Entries taken from a collection

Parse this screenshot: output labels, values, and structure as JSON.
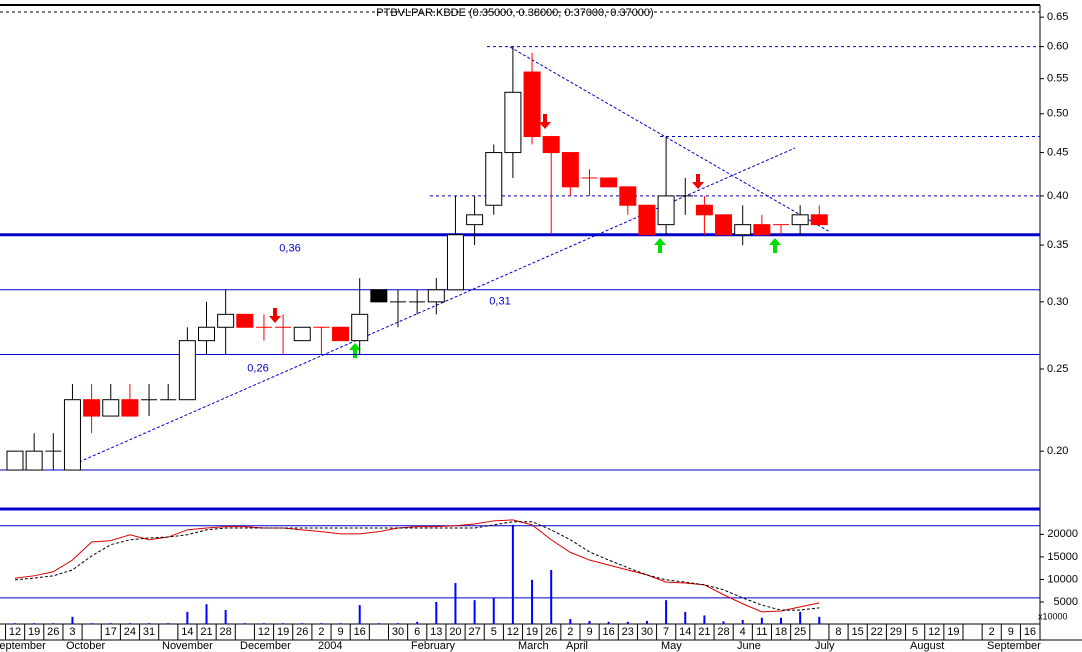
{
  "chart_data": [
    {
      "type": "candlestick",
      "title": "PTBVLPAR.KBDE (0.35000, 0.38000, 0.37000, 0.37000)",
      "categories": [
        "12",
        "19",
        "26",
        "3",
        null,
        "17",
        "24",
        "31",
        null,
        "14",
        "21",
        "28",
        null,
        "12",
        "19",
        "26",
        "2",
        "9",
        "16",
        null,
        "30",
        "6",
        "13",
        "20",
        "27",
        "5",
        "12",
        "19",
        "26",
        "2",
        "9",
        "16",
        "23",
        "30",
        "7",
        "14",
        "21",
        "28",
        "4",
        "11",
        "18",
        "25",
        null,
        "8",
        "15",
        "22",
        "29",
        "5",
        "12",
        "19",
        null,
        "2",
        "9",
        "16"
      ],
      "months": [
        "September",
        "October",
        "November",
        "December",
        "2004",
        "February",
        "March",
        "April",
        "May",
        "June",
        "July",
        "August",
        "September"
      ],
      "open": [
        0.19,
        0.19,
        0.2,
        0.19,
        0.23,
        0.22,
        0.23,
        0.23,
        0.23,
        0.23,
        0.27,
        0.28,
        0.29,
        0.28,
        0.28,
        0.27,
        0.28,
        0.28,
        0.27,
        0.31,
        0.3,
        0.3,
        0.3,
        0.31,
        0.37,
        0.39,
        0.45,
        0.56,
        0.47,
        0.45,
        0.42,
        0.42,
        0.41,
        0.39,
        0.37,
        0.4,
        0.39,
        0.38,
        0.36,
        0.37,
        0.37,
        0.37,
        0.38,
        null,
        null,
        null,
        null,
        null,
        null,
        null,
        null,
        null,
        null,
        null
      ],
      "high": [
        0.2,
        0.21,
        0.21,
        0.24,
        0.24,
        0.24,
        0.24,
        0.24,
        0.24,
        0.28,
        0.3,
        0.31,
        0.29,
        0.29,
        0.29,
        0.28,
        0.28,
        0.28,
        0.32,
        0.31,
        0.31,
        0.31,
        0.32,
        0.4,
        0.4,
        0.46,
        0.6,
        0.59,
        0.47,
        0.45,
        0.43,
        0.42,
        0.41,
        0.39,
        0.47,
        0.42,
        0.4,
        0.38,
        0.39,
        0.38,
        0.37,
        0.39,
        0.39,
        null,
        null,
        null,
        null,
        null,
        null,
        null,
        null,
        null,
        null,
        null
      ],
      "low": [
        0.19,
        0.19,
        0.19,
        0.19,
        0.21,
        0.22,
        0.22,
        0.22,
        0.23,
        0.23,
        0.26,
        0.26,
        0.28,
        0.27,
        0.26,
        0.27,
        0.26,
        0.27,
        0.26,
        0.3,
        0.28,
        0.29,
        0.29,
        0.31,
        0.35,
        0.38,
        0.42,
        0.46,
        0.36,
        0.4,
        0.4,
        0.41,
        0.38,
        0.36,
        0.36,
        0.38,
        0.36,
        0.36,
        0.35,
        0.36,
        0.36,
        0.36,
        0.37,
        null,
        null,
        null,
        null,
        null,
        null,
        null,
        null,
        null,
        null,
        null
      ],
      "close": [
        0.2,
        0.2,
        0.2,
        0.23,
        0.22,
        0.23,
        0.22,
        0.23,
        0.23,
        0.27,
        0.28,
        0.29,
        0.28,
        0.28,
        0.28,
        0.28,
        0.28,
        0.27,
        0.29,
        0.3,
        0.3,
        0.3,
        0.31,
        0.36,
        0.38,
        0.45,
        0.53,
        0.47,
        0.45,
        0.41,
        0.42,
        0.41,
        0.39,
        0.36,
        0.4,
        0.4,
        0.38,
        0.36,
        0.37,
        0.36,
        0.37,
        0.38,
        0.37,
        null,
        null,
        null,
        null,
        null,
        null,
        null,
        null,
        null,
        null,
        null
      ],
      "colors": [
        "#ffffff",
        "#ffffff",
        "#ffffff",
        "#ffffff",
        "#ff0000",
        "#ffffff",
        "#ff0000",
        "#ffffff",
        "#ffffff",
        "#ffffff",
        "#ffffff",
        "#ffffff",
        "#ff0000",
        "#ff0000",
        "#ff0000",
        "#ffffff",
        "#ff0000",
        "#ff0000",
        "#ffffff",
        "#000000",
        "#ffffff",
        "#ffffff",
        "#ffffff",
        "#ffffff",
        "#ffffff",
        "#ffffff",
        "#ffffff",
        "#ff0000",
        "#ff0000",
        "#ff0000",
        "#ff0000",
        "#ff0000",
        "#ff0000",
        "#ff0000",
        "#ffffff",
        "#ffffff",
        "#ff0000",
        "#ff0000",
        "#ffffff",
        "#ff0000",
        "#ff0000",
        "#ffffff",
        "#ff0000",
        null,
        null,
        null,
        null,
        null,
        null,
        null,
        null,
        null,
        null,
        null
      ],
      "log_scale": true,
      "ylim": [
        0.17,
        0.67
      ],
      "yticks": [
        {
          "value": 0.2,
          "label": "0.20"
        },
        0.25,
        {
          "value": 0.3,
          "label": "0.30"
        },
        0.35,
        {
          "value": 0.4,
          "label": "0.40"
        },
        0.45,
        {
          "value": 0.5,
          "label": "0.50"
        },
        0.55,
        {
          "value": 0.6,
          "label": "0.60"
        },
        0.65
      ],
      "hlines": [
        {
          "value": 0.36,
          "color": "#0000cc"
        },
        {
          "value": 0.31,
          "color": "#0000cc"
        },
        {
          "value": 0.26,
          "color": "#0000cc"
        },
        {
          "value": 0.19,
          "color": "#0000cc"
        },
        {
          "value": 0.6,
          "color": "#0000cc"
        },
        {
          "value": 0.47,
          "color": "#0000cc"
        },
        {
          "value": 0.4,
          "color": "#0000cc"
        }
      ],
      "annotations": [
        {
          "text": "0,36",
          "value": 0.36
        },
        {
          "text": "0,31",
          "value": 0.31
        },
        {
          "text": "0,26",
          "value": 0.26
        }
      ]
    },
    {
      "type": "bar",
      "unit_label": "x10000",
      "ylim": [
        0,
        25400
      ],
      "yticks": [
        5000,
        10000,
        15000,
        20000
      ],
      "hlines": [
        {
          "value": 5900,
          "color": "#0000cc"
        },
        {
          "value": 21900,
          "color": "#0000cc"
        }
      ],
      "series": [
        {
          "color": "#0000ff",
          "style": "bar",
          "values": [
            300,
            300,
            300,
            1700,
            300,
            300,
            300,
            300,
            300,
            2800,
            4500,
            3200,
            300,
            300,
            300,
            300,
            300,
            300,
            4300,
            300,
            300,
            600,
            5000,
            9200,
            5400,
            5900,
            22100,
            9900,
            12100,
            1200,
            800,
            600,
            600,
            800,
            5400,
            2800,
            2000,
            700,
            1000,
            1500,
            1500,
            2800,
            1700,
            null,
            null,
            null,
            null,
            null,
            null,
            null,
            null,
            null,
            null,
            null
          ]
        },
        {
          "color": "#dd0000",
          "style": "line",
          "values": [
            10300,
            10800,
            11700,
            14300,
            18300,
            18600,
            19900,
            18800,
            19400,
            21000,
            21400,
            21700,
            21700,
            21400,
            21400,
            21000,
            20600,
            20100,
            20100,
            20600,
            21400,
            21700,
            21700,
            21900,
            22300,
            23000,
            23200,
            22100,
            18800,
            16000,
            14300,
            13200,
            12100,
            11000,
            9400,
            9200,
            8800,
            6600,
            4600,
            2800,
            3000,
            3900,
            4800,
            null,
            null,
            null,
            null,
            null,
            null,
            null,
            null,
            null,
            null,
            null
          ]
        },
        {
          "color": "#000000",
          "style": "dashed",
          "values": [
            9900,
            10300,
            10800,
            12100,
            15200,
            17700,
            18800,
            19200,
            19400,
            19900,
            21000,
            21400,
            21400,
            21400,
            21400,
            21400,
            21400,
            21400,
            21400,
            21400,
            21400,
            21400,
            21400,
            21400,
            21400,
            22100,
            22800,
            22800,
            21000,
            18800,
            16100,
            14300,
            12600,
            11000,
            9900,
            9400,
            8800,
            7700,
            5900,
            4300,
            3200,
            3200,
            3700,
            null,
            null,
            null,
            null,
            null,
            null,
            null,
            null,
            null,
            null,
            null
          ]
        }
      ]
    }
  ]
}
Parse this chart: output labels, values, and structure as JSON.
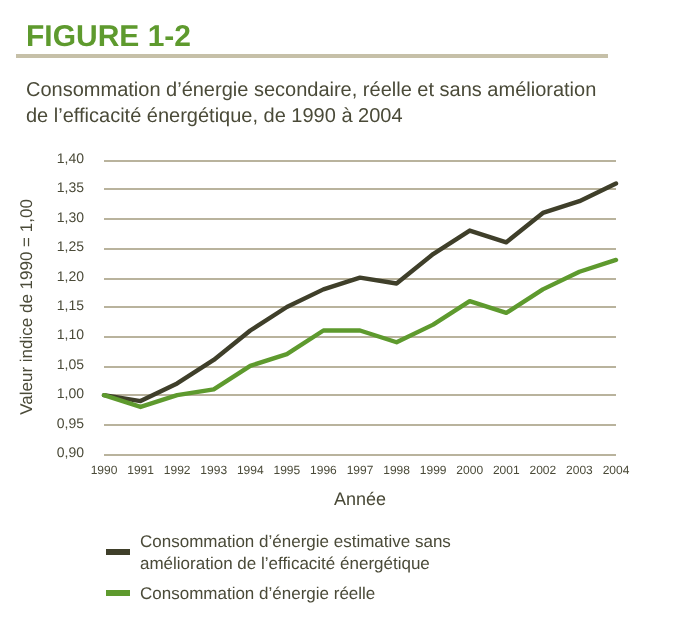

# Exercise:
Every line that holds the word "labels" should be extracted.

# Answer for this exercise:
Parse this screenshot: output labels, values, and structure as JSON.
Parse this chart: output labels, values, and structure as JSON.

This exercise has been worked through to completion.